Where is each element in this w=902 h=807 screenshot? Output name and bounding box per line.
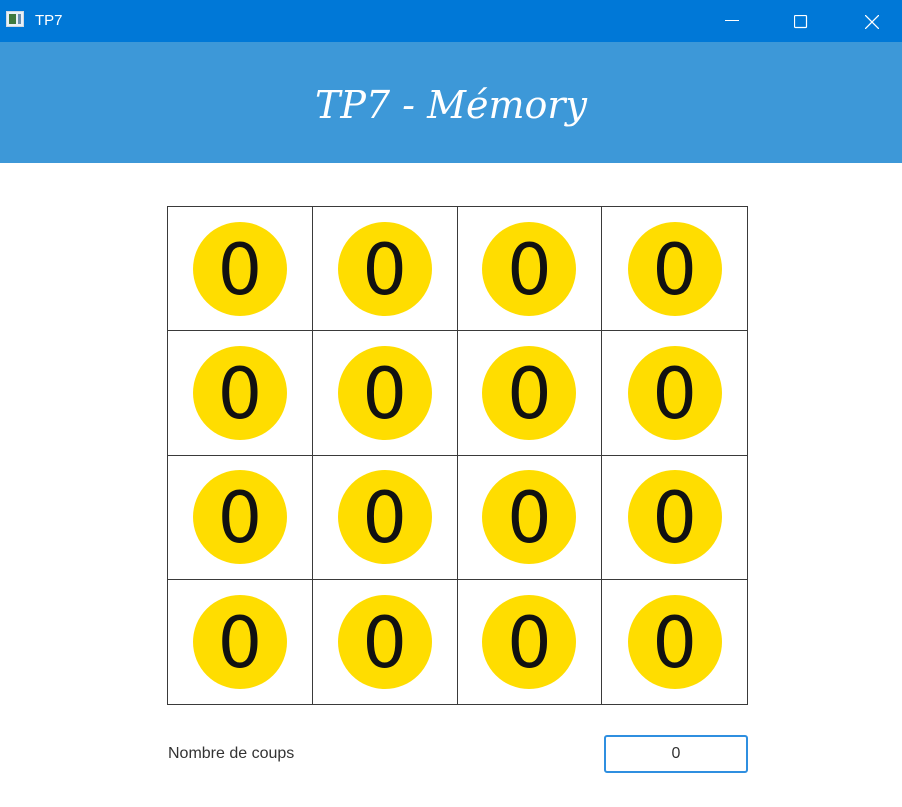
card-value: 0 bbox=[652, 352, 697, 435]
card: 0 bbox=[337, 221, 432, 316]
card-value: 0 bbox=[217, 352, 263, 435]
card-cell[interactable]: 0 bbox=[457, 207, 603, 332]
card-cell[interactable]: 0 bbox=[168, 455, 313, 580]
card-cell[interactable]: 0 bbox=[602, 579, 747, 704]
maximize-icon bbox=[794, 15, 808, 29]
card-value: 0 bbox=[507, 352, 552, 435]
card: 0 bbox=[482, 221, 577, 316]
card-value: 0 bbox=[217, 477, 263, 560]
card-value: 0 bbox=[652, 477, 697, 560]
card-cell[interactable]: 0 bbox=[602, 207, 747, 332]
moves-label: Nombre de coups bbox=[168, 745, 295, 762]
card: 0 bbox=[337, 594, 432, 689]
card: 0 bbox=[192, 594, 287, 689]
card-cell[interactable]: 0 bbox=[312, 455, 458, 580]
card-cell[interactable]: 0 bbox=[602, 455, 747, 580]
memory-board: 0 0 0 0 0 0 0 0 0 0 0 0 0 0 0 0 bbox=[167, 206, 748, 705]
card-cell[interactable]: 0 bbox=[457, 331, 603, 456]
card-cell[interactable]: 0 bbox=[312, 579, 458, 704]
card: 0 bbox=[482, 470, 577, 565]
app-icon bbox=[6, 11, 24, 27]
moves-count-field[interactable]: 0 bbox=[604, 735, 748, 773]
card-value: 0 bbox=[362, 477, 407, 560]
card-cell[interactable]: 0 bbox=[168, 207, 313, 332]
app-window: TP7 TP7 - Mémory 0 0 0 0 0 0 0 0 0 0 0 0… bbox=[0, 0, 902, 807]
maximize-button[interactable] bbox=[777, 0, 823, 42]
card-cell[interactable]: 0 bbox=[168, 331, 313, 456]
app-title: TP7 - Mémory bbox=[314, 83, 588, 127]
card: 0 bbox=[337, 470, 432, 565]
card: 0 bbox=[192, 470, 287, 565]
close-icon bbox=[865, 15, 879, 29]
minimize-icon bbox=[725, 20, 739, 21]
card-value: 0 bbox=[652, 228, 697, 311]
card: 0 bbox=[627, 470, 722, 565]
card: 0 bbox=[627, 594, 722, 689]
card-value: 0 bbox=[507, 228, 552, 311]
minimize-button[interactable] bbox=[708, 0, 754, 42]
card-value: 0 bbox=[507, 477, 552, 560]
card-cell[interactable]: 0 bbox=[312, 207, 458, 332]
card: 0 bbox=[337, 345, 432, 440]
close-button[interactable] bbox=[848, 0, 894, 42]
card: 0 bbox=[482, 594, 577, 689]
card: 0 bbox=[627, 221, 722, 316]
card-value: 0 bbox=[362, 228, 407, 311]
card-value: 0 bbox=[652, 601, 697, 684]
card-cell[interactable]: 0 bbox=[168, 579, 313, 704]
card: 0 bbox=[192, 345, 287, 440]
card-cell[interactable]: 0 bbox=[602, 331, 747, 456]
card-cell[interactable]: 0 bbox=[312, 331, 458, 456]
card-cell[interactable]: 0 bbox=[457, 579, 603, 704]
card-value: 0 bbox=[362, 601, 407, 684]
card: 0 bbox=[192, 221, 287, 316]
card-value: 0 bbox=[507, 601, 552, 684]
card: 0 bbox=[627, 345, 722, 440]
card-cell[interactable]: 0 bbox=[457, 455, 603, 580]
card: 0 bbox=[482, 345, 577, 440]
header-banner: TP7 - Mémory bbox=[0, 42, 902, 163]
card-value: 0 bbox=[362, 352, 407, 435]
card-value: 0 bbox=[217, 601, 263, 684]
card-value: 0 bbox=[217, 228, 263, 311]
window-title: TP7 bbox=[35, 12, 63, 29]
title-bar: TP7 bbox=[0, 0, 902, 42]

▶ _WHAT TO WORK ON_
Echo every line of the records above verbatim, leaving out the picture placeholders.

▶ _COMPLETE ANSWER_
Where is each element in this w=902 h=807 screenshot? Output name and bounding box per line.
card-value: 0 bbox=[652, 352, 697, 435]
card: 0 bbox=[337, 221, 432, 316]
card-value: 0 bbox=[217, 352, 263, 435]
card-cell[interactable]: 0 bbox=[457, 207, 603, 332]
card-cell[interactable]: 0 bbox=[168, 455, 313, 580]
card-cell[interactable]: 0 bbox=[602, 579, 747, 704]
maximize-icon bbox=[794, 15, 808, 29]
card-value: 0 bbox=[507, 352, 552, 435]
card: 0 bbox=[482, 221, 577, 316]
card-value: 0 bbox=[217, 477, 263, 560]
card-value: 0 bbox=[652, 477, 697, 560]
card-cell[interactable]: 0 bbox=[602, 207, 747, 332]
moves-label: Nombre de coups bbox=[168, 745, 295, 762]
card: 0 bbox=[337, 594, 432, 689]
card: 0 bbox=[192, 594, 287, 689]
card-cell[interactable]: 0 bbox=[312, 455, 458, 580]
card-cell[interactable]: 0 bbox=[602, 455, 747, 580]
memory-board: 0 0 0 0 0 0 0 0 0 0 0 0 0 0 0 0 bbox=[167, 206, 748, 705]
card-cell[interactable]: 0 bbox=[457, 331, 603, 456]
card-cell[interactable]: 0 bbox=[312, 579, 458, 704]
card: 0 bbox=[482, 470, 577, 565]
app-icon bbox=[6, 11, 24, 27]
moves-count-field[interactable]: 0 bbox=[604, 735, 748, 773]
card-value: 0 bbox=[362, 477, 407, 560]
card-cell[interactable]: 0 bbox=[168, 207, 313, 332]
app-window: TP7 TP7 - Mémory 0 0 0 0 0 0 0 0 0 0 0 0… bbox=[0, 0, 902, 807]
maximize-button[interactable] bbox=[777, 0, 823, 42]
card-cell[interactable]: 0 bbox=[168, 331, 313, 456]
app-title: TP7 - Mémory bbox=[314, 83, 588, 127]
card: 0 bbox=[337, 470, 432, 565]
card: 0 bbox=[192, 470, 287, 565]
close-icon bbox=[865, 15, 879, 29]
minimize-icon bbox=[725, 20, 739, 21]
card-value: 0 bbox=[652, 228, 697, 311]
card: 0 bbox=[627, 470, 722, 565]
card: 0 bbox=[627, 594, 722, 689]
card-value: 0 bbox=[507, 228, 552, 311]
minimize-button[interactable] bbox=[708, 0, 754, 42]
card-value: 0 bbox=[507, 477, 552, 560]
card-cell[interactable]: 0 bbox=[312, 207, 458, 332]
card: 0 bbox=[337, 345, 432, 440]
close-button[interactable] bbox=[848, 0, 894, 42]
card: 0 bbox=[482, 594, 577, 689]
card: 0 bbox=[627, 221, 722, 316]
card-value: 0 bbox=[362, 228, 407, 311]
card-value: 0 bbox=[652, 601, 697, 684]
card-cell[interactable]: 0 bbox=[168, 579, 313, 704]
card: 0 bbox=[192, 345, 287, 440]
card-cell[interactable]: 0 bbox=[602, 331, 747, 456]
card-cell[interactable]: 0 bbox=[312, 331, 458, 456]
card-cell[interactable]: 0 bbox=[457, 579, 603, 704]
card-value: 0 bbox=[362, 601, 407, 684]
card: 0 bbox=[192, 221, 287, 316]
card-value: 0 bbox=[507, 601, 552, 684]
card: 0 bbox=[627, 345, 722, 440]
card-cell[interactable]: 0 bbox=[457, 455, 603, 580]
card: 0 bbox=[482, 345, 577, 440]
header-banner: TP7 - Mémory bbox=[0, 42, 902, 163]
card-value: 0 bbox=[362, 352, 407, 435]
card-value: 0 bbox=[217, 601, 263, 684]
card-value: 0 bbox=[217, 228, 263, 311]
window-title: TP7 bbox=[35, 12, 63, 29]
title-bar: TP7 bbox=[0, 0, 902, 42]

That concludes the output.